[Exercise directions] Look through the material and copy each line holding "Αἰσχύλος".

[Records from a dataset]
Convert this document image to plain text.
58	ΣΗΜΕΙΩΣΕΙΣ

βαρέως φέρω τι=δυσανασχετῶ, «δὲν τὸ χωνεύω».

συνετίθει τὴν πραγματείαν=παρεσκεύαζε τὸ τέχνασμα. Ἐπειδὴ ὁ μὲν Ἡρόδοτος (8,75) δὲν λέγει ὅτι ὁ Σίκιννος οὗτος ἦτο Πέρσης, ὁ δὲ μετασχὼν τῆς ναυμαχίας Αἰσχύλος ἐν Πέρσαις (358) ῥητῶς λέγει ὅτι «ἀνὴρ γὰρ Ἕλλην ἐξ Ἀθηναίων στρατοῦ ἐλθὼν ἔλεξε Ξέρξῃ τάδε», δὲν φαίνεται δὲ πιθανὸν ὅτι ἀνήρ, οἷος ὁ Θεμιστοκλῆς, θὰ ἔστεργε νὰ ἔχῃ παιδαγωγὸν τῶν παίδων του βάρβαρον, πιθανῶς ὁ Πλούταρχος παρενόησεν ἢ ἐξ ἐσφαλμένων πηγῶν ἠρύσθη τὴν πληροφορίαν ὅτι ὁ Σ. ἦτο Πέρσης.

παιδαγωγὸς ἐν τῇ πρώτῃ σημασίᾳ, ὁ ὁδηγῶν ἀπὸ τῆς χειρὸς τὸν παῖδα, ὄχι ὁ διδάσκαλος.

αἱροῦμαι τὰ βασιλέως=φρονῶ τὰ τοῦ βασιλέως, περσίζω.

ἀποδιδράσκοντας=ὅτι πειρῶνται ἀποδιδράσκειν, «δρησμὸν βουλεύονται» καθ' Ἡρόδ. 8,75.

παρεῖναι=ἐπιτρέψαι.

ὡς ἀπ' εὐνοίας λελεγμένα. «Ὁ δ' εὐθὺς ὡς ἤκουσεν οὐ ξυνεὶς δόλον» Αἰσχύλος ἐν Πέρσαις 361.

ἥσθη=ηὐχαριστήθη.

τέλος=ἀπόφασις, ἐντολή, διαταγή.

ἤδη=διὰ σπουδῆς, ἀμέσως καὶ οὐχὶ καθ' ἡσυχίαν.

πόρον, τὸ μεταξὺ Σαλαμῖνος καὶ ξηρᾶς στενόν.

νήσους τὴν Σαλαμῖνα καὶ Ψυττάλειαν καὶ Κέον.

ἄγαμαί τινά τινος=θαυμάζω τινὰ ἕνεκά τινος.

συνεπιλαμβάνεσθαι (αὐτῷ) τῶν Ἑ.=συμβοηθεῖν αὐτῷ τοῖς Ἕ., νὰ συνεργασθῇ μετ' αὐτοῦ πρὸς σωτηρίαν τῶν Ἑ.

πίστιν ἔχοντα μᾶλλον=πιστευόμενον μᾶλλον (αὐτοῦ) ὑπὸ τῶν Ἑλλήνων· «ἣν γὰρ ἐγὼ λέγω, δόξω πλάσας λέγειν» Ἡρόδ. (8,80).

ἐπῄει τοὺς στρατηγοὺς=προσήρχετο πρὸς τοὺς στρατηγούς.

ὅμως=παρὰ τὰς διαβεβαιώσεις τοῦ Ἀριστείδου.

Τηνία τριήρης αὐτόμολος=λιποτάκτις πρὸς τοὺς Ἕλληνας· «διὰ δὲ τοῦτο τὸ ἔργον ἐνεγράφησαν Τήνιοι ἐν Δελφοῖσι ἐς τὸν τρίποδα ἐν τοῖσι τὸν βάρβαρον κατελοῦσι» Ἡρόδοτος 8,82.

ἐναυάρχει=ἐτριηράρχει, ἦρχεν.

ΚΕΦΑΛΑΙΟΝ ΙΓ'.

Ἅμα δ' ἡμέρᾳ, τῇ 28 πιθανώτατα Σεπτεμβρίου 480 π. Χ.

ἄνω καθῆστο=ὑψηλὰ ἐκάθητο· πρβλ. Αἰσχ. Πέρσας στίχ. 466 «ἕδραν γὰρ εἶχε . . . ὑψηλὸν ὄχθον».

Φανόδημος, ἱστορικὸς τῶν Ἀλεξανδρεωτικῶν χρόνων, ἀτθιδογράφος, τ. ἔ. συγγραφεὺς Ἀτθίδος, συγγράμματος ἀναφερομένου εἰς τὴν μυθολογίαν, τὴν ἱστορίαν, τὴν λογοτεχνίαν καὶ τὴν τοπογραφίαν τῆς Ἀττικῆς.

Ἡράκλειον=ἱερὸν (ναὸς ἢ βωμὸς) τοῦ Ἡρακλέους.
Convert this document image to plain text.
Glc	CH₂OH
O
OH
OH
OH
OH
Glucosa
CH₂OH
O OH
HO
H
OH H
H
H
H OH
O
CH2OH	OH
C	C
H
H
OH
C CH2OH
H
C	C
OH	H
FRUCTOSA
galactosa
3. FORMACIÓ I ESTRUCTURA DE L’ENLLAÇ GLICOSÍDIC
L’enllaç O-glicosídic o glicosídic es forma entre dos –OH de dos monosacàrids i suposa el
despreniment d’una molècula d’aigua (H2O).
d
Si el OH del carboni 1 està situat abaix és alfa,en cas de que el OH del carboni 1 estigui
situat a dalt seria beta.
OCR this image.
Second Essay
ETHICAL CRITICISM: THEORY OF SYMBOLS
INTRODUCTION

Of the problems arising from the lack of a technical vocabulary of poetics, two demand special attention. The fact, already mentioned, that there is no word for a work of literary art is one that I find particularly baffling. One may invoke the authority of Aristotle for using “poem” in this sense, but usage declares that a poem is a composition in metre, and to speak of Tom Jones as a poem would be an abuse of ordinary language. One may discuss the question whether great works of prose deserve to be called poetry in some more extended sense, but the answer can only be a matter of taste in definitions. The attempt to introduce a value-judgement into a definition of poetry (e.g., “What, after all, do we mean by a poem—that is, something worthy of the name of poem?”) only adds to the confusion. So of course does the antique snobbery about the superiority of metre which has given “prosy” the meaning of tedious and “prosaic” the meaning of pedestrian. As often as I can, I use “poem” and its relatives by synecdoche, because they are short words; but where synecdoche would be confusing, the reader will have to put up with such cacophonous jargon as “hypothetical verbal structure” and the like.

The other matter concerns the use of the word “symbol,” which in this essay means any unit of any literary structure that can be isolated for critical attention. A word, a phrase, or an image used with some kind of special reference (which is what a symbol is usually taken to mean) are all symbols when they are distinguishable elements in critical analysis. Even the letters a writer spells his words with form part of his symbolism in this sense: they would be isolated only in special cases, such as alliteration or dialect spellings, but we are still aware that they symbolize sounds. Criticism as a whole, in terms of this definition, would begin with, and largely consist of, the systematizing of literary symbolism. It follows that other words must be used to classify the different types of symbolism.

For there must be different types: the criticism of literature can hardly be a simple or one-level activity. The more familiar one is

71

[Reply to the task]
συνετίθει τὴν πραγματείαν=παρεσκεύαζε τὸ τέχνασμα. Ἐπειδὴ ὁ μὲν Ἡρόδοτος (8,75) δὲν λέγει ὅτι ὁ Σίκιννος οὗτος ἦτο Πέρσης, ὁ δὲ μετασχὼν τῆς ναυμαχίας Αἰσχύλος ἐν Πέρσαις (358) ῥητῶς λέγει ὅτι «ἀνὴρ γὰρ Ἕλλην ἐξ Ἀθηναίων στρατοῦ ἐλθὼν ἔλεξε Ξέρξῃ τάδε», δὲν φαίνεται δὲ πιθανὸν ὅτι ἀνήρ, οἷος ὁ Θεμιστοκλῆς, θὰ ἔστεργε νὰ ἔχῃ παιδαγωγὸν τῶν παίδων του βάρβαρον, πιθανῶς ὁ Πλούταρχος παρενόησεν ἢ ἐξ ἐσφαλμένων πηγῶν ἠρύσθη τὴν πληροφορίαν ὅτι ὁ Σ. ἦτο Πέρσης.
ὡς ἀπ' εὐνοίας λελεγμένα. «Ὁ δ' εὐθὺς ὡς ἤκουσεν οὐ ξυνεὶς δόλον» Αἰσχύλος ἐν Πέρσαις 361.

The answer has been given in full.